### PROBLEM TO SOLVE
Line by line, copy the material that follows without leaving anything out.
++++ RECORDS TO USE ++++
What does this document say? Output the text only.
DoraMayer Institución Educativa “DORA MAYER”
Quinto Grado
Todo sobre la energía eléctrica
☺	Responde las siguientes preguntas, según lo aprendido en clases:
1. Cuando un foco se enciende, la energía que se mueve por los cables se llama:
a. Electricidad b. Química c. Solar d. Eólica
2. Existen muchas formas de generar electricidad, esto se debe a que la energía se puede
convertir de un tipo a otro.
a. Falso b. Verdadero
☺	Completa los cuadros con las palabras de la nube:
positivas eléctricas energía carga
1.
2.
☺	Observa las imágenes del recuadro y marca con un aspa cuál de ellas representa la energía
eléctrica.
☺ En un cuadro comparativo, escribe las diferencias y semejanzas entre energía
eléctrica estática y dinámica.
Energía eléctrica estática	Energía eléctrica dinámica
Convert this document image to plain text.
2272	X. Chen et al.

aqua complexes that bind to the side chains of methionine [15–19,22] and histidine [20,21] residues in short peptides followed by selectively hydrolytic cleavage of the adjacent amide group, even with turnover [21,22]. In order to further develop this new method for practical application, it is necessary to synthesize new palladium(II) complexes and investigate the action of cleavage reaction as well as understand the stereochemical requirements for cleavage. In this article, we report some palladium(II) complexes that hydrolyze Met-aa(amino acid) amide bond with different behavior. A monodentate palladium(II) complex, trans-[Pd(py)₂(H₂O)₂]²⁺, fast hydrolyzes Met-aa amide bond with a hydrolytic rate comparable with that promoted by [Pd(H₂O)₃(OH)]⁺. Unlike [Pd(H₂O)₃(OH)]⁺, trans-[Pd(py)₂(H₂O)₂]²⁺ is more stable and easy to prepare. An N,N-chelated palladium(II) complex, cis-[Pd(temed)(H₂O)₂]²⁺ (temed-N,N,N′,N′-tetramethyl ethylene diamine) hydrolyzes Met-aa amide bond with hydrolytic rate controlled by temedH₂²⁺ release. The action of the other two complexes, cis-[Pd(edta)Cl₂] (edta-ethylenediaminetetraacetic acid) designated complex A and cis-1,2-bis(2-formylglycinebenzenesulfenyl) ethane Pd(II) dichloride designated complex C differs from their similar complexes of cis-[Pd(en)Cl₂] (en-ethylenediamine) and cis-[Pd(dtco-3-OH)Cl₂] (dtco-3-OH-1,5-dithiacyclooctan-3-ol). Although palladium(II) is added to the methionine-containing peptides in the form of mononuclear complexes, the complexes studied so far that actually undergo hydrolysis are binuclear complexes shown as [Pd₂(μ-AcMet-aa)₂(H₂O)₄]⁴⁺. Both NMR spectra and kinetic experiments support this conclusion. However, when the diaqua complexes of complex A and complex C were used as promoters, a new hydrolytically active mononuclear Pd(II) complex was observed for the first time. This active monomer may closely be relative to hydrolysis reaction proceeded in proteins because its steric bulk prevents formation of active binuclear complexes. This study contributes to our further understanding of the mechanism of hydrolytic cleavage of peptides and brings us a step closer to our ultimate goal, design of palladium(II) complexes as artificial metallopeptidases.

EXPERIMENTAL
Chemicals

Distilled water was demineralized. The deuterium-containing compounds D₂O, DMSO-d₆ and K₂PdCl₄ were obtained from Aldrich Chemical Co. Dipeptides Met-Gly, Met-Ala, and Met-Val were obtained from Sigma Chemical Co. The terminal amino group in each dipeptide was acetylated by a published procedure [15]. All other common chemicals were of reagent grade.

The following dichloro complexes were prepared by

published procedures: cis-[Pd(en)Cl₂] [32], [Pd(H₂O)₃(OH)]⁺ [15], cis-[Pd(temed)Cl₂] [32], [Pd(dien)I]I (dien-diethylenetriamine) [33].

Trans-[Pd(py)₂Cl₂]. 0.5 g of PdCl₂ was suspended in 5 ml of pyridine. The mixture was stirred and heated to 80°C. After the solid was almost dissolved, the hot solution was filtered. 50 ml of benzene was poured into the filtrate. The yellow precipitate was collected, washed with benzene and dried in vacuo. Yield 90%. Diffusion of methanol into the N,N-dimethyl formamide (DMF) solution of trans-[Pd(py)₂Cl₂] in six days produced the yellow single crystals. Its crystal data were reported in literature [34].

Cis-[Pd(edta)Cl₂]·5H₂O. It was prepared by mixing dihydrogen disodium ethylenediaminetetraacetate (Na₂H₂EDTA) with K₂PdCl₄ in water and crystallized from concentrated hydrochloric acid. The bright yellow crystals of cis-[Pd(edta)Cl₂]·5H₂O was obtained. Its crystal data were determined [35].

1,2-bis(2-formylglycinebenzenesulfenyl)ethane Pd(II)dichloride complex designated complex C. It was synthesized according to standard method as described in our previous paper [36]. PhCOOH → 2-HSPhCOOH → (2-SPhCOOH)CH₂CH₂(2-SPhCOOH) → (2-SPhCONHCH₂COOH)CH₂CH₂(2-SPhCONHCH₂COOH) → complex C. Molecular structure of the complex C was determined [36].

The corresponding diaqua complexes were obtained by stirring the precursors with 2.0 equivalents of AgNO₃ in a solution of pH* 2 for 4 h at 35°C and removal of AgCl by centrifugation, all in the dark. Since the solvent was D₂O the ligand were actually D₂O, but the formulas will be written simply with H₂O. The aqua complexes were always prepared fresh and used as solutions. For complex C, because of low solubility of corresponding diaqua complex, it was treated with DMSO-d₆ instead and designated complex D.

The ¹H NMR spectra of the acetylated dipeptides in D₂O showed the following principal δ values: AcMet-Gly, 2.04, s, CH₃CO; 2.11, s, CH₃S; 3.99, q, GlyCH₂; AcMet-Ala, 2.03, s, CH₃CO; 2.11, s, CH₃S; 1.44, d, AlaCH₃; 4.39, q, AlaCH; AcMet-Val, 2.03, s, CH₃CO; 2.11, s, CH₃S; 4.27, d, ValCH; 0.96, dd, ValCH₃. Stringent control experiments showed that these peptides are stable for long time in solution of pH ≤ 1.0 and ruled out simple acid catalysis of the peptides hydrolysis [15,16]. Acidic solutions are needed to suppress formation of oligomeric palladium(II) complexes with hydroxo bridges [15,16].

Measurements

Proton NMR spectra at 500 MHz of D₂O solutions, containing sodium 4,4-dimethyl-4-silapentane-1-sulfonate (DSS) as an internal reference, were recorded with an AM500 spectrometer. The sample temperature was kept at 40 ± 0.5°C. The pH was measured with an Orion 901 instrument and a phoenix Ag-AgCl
++++
### OUTPUT FOR THIS TASK
What does this document say? Output the text only.
DoraMayer Institución Educativa “DORA MAYER”
Quinto Grado
Todo sobre la energía eléctrica
☺	Responde las siguientes preguntas, según lo aprendido en clases:
1. Cuando un foco se enciende, la energía que se mueve por los cables se llama:
a. Electricidad b. Química c. Solar d. Eólica
2. Existen muchas formas de generar electricidad, esto se debe a que la energía se puede
convertir de un tipo a otro.
a. Falso b. Verdadero
☺	Completa los cuadros con las palabras de la nube:
positivas eléctricas energía carga
1.
2.
☺	Observa las imágenes del recuadro y marca con un aspa cuál de ellas representa la energía
eléctrica.
☺ En un cuadro comparativo, escribe las diferencias y semejanzas entre energía
eléctrica estática y dinámica.
Energía eléctrica estática	Energía eléctrica dinámica
Convert this document image to plain text.
2272	X. Chen et al.

aqua complexes that bind to the side chains of methionine [15–19,22] and histidine [20,21] residues in short peptides followed by selectively hydrolytic cleavage of the adjacent amide group, even with turnover [21,22]. In order to further develop this new method for practical application, it is necessary to synthesize new palladium(II) complexes and investigate the action of cleavage reaction as well as understand the stereochemical requirements for cleavage. In this article, we report some palladium(II) complexes that hydrolyze Met-aa(amino acid) amide bond with different behavior. A monodentate palladium(II) complex, trans-[Pd(py)₂(H₂O)₂]²⁺, fast hydrolyzes Met-aa amide bond with a hydrolytic rate comparable with that promoted by [Pd(H₂O)₃(OH)]⁺. Unlike [Pd(H₂O)₃(OH)]⁺, trans-[Pd(py)₂(H₂O)₂]²⁺ is more stable and easy to prepare. An N,N-chelated palladium(II) complex, cis-[Pd(temed)(H₂O)₂]²⁺ (temed-N,N,N′,N′-tetramethyl ethylene diamine) hydrolyzes Met-aa amide bond with hydrolytic rate controlled by temedH₂²⁺ release. The action of the other two complexes, cis-[Pd(edta)Cl₂] (edta-ethylenediaminetetraacetic acid) designated complex A and cis-1,2-bis(2-formylglycinebenzenesulfenyl) ethane Pd(II) dichloride designated complex C differs from their similar complexes of cis-[Pd(en)Cl₂] (en-ethylenediamine) and cis-[Pd(dtco-3-OH)Cl₂] (dtco-3-OH-1,5-dithiacyclooctan-3-ol). Although palladium(II) is added to the methionine-containing peptides in the form of mononuclear complexes, the complexes studied so far that actually undergo hydrolysis are binuclear complexes shown as [Pd₂(μ-AcMet-aa)₂(H₂O)₄]⁴⁺. Both NMR spectra and kinetic experiments support this conclusion. However, when the diaqua complexes of complex A and complex C were used as promoters, a new hydrolytically active mononuclear Pd(II) complex was observed for the first time. This active monomer may closely be relative to hydrolysis reaction proceeded in proteins because its steric bulk prevents formation of active binuclear complexes. This study contributes to our further understanding of the mechanism of hydrolytic cleavage of peptides and brings us a step closer to our ultimate goal, design of palladium(II) complexes as artificial metallopeptidases.

EXPERIMENTAL
Chemicals

Distilled water was demineralized. The deuterium-containing compounds D₂O, DMSO-d₆ and K₂PdCl₄ were obtained from Aldrich Chemical Co. Dipeptides Met-Gly, Met-Ala, and Met-Val were obtained from Sigma Chemical Co. The terminal amino group in each dipeptide was acetylated by a published procedure [15]. All other common chemicals were of reagent grade.

The following dichloro complexes were prepared by

published procedures: cis-[Pd(en)Cl₂] [32], [Pd(H₂O)₃(OH)]⁺ [15], cis-[Pd(temed)Cl₂] [32], [Pd(dien)I]I (dien-diethylenetriamine) [33].

Trans-[Pd(py)₂Cl₂]. 0.5 g of PdCl₂ was suspended in 5 ml of pyridine. The mixture was stirred and heated to 80°C. After the solid was almost dissolved, the hot solution was filtered. 50 ml of benzene was poured into the filtrate. The yellow precipitate was collected, washed with benzene and dried in vacuo. Yield 90%. Diffusion of methanol into the N,N-dimethyl formamide (DMF) solution of trans-[Pd(py)₂Cl₂] in six days produced the yellow single crystals. Its crystal data were reported in literature [34].

Cis-[Pd(edta)Cl₂]·5H₂O. It was prepared by mixing dihydrogen disodium ethylenediaminetetraacetate (Na₂H₂EDTA) with K₂PdCl₄ in water and crystallized from concentrated hydrochloric acid. The bright yellow crystals of cis-[Pd(edta)Cl₂]·5H₂O was obtained. Its crystal data were determined [35].

1,2-bis(2-formylglycinebenzenesulfenyl)ethane Pd(II)dichloride complex designated complex C. It was synthesized according to standard method as described in our previous paper [36]. PhCOOH → 2-HSPhCOOH → (2-SPhCOOH)CH₂CH₂(2-SPhCOOH) → (2-SPhCONHCH₂COOH)CH₂CH₂(2-SPhCONHCH₂COOH) → complex C. Molecular structure of the complex C was determined [36].

The corresponding diaqua complexes were obtained by stirring the precursors with 2.0 equivalents of AgNO₃ in a solution of pH* 2 for 4 h at 35°C and removal of AgCl by centrifugation, all in the dark. Since the solvent was D₂O the ligand were actually D₂O, but the formulas will be written simply with H₂O. The aqua complexes were always prepared fresh and used as solutions. For complex C, because of low solubility of corresponding diaqua complex, it was treated with DMSO-d₆ instead and designated complex D.

The ¹H NMR spectra of the acetylated dipeptides in D₂O showed the following principal δ values: AcMet-Gly, 2.04, s, CH₃CO; 2.11, s, CH₃S; 3.99, q, GlyCH₂; AcMet-Ala, 2.03, s, CH₃CO; 2.11, s, CH₃S; 1.44, d, AlaCH₃; 4.39, q, AlaCH; AcMet-Val, 2.03, s, CH₃CO; 2.11, s, CH₃S; 4.27, d, ValCH; 0.96, dd, ValCH₃. Stringent control experiments showed that these peptides are stable for long time in solution of pH ≤ 1.0 and ruled out simple acid catalysis of the peptides hydrolysis [15,16]. Acidic solutions are needed to suppress formation of oligomeric palladium(II) complexes with hydroxo bridges [15,16].

Measurements

Proton NMR spectra at 500 MHz of D₂O solutions, containing sodium 4,4-dimethyl-4-silapentane-1-sulfonate (DSS) as an internal reference, were recorded with an AM500 spectrometer. The sample temperature was kept at 40 ± 0.5°C. The pH was measured with an Orion 901 instrument and a phoenix Ag-AgCl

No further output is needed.